> Stored rows

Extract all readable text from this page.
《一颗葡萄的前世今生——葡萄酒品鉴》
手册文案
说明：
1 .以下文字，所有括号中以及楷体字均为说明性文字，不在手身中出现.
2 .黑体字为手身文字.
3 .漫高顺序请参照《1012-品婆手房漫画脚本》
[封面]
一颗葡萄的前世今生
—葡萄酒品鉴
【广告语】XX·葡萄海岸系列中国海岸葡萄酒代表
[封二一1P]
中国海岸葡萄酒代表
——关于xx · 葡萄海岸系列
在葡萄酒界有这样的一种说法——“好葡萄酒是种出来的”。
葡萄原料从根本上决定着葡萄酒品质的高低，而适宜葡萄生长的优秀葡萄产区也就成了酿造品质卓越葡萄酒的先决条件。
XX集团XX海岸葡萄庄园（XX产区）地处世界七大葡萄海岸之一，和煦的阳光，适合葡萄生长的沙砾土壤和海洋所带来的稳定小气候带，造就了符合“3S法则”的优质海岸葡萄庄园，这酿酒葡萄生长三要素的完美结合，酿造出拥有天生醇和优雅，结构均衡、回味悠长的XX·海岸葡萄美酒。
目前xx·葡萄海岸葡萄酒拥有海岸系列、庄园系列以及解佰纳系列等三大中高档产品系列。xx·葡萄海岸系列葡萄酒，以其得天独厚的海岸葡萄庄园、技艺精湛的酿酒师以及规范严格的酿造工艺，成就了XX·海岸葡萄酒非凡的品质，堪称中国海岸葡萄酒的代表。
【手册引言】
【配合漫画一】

> Stated task
Please repeat all the records above exactly as they appear.

> Exercise solution
Extract all readable text from this page.
《一颗葡萄的前世今生——葡萄酒品鉴》
手册文案
说明：
1 .以下文字，所有括号中以及楷体字均为说明性文字，不在手身中出现.
2 .黑体字为手身文字.
3 .漫高顺序请参照《1012-品婆手房漫画脚本》
[封面]
一颗葡萄的前世今生
—葡萄酒品鉴
【广告语】XX·葡萄海岸系列中国海岸葡萄酒代表
[封二一1P]
中国海岸葡萄酒代表
——关于xx · 葡萄海岸系列
在葡萄酒界有这样的一种说法——“好葡萄酒是种出来的”。
葡萄原料从根本上决定着葡萄酒品质的高低，而适宜葡萄生长的优秀葡萄产区也就成了酿造品质卓越葡萄酒的先决条件。
XX集团XX海岸葡萄庄园（XX产区）地处世界七大葡萄海岸之一，和煦的阳光，适合葡萄生长的沙砾土壤和海洋所带来的稳定小气候带，造就了符合“3S法则”的优质海岸葡萄庄园，这酿酒葡萄生长三要素的完美结合，酿造出拥有天生醇和优雅，结构均衡、回味悠长的XX·海岸葡萄美酒。
目前xx·葡萄海岸葡萄酒拥有海岸系列、庄园系列以及解佰纳系列等三大中高档产品系列。xx·葡萄海岸系列葡萄酒，以其得天独厚的海岸葡萄庄园、技艺精湛的酿酒师以及规范严格的酿造工艺，成就了XX·海岸葡萄酒非凡的品质，堪称中国海岸葡萄酒的代表。
【手册引言】
【配合漫画一】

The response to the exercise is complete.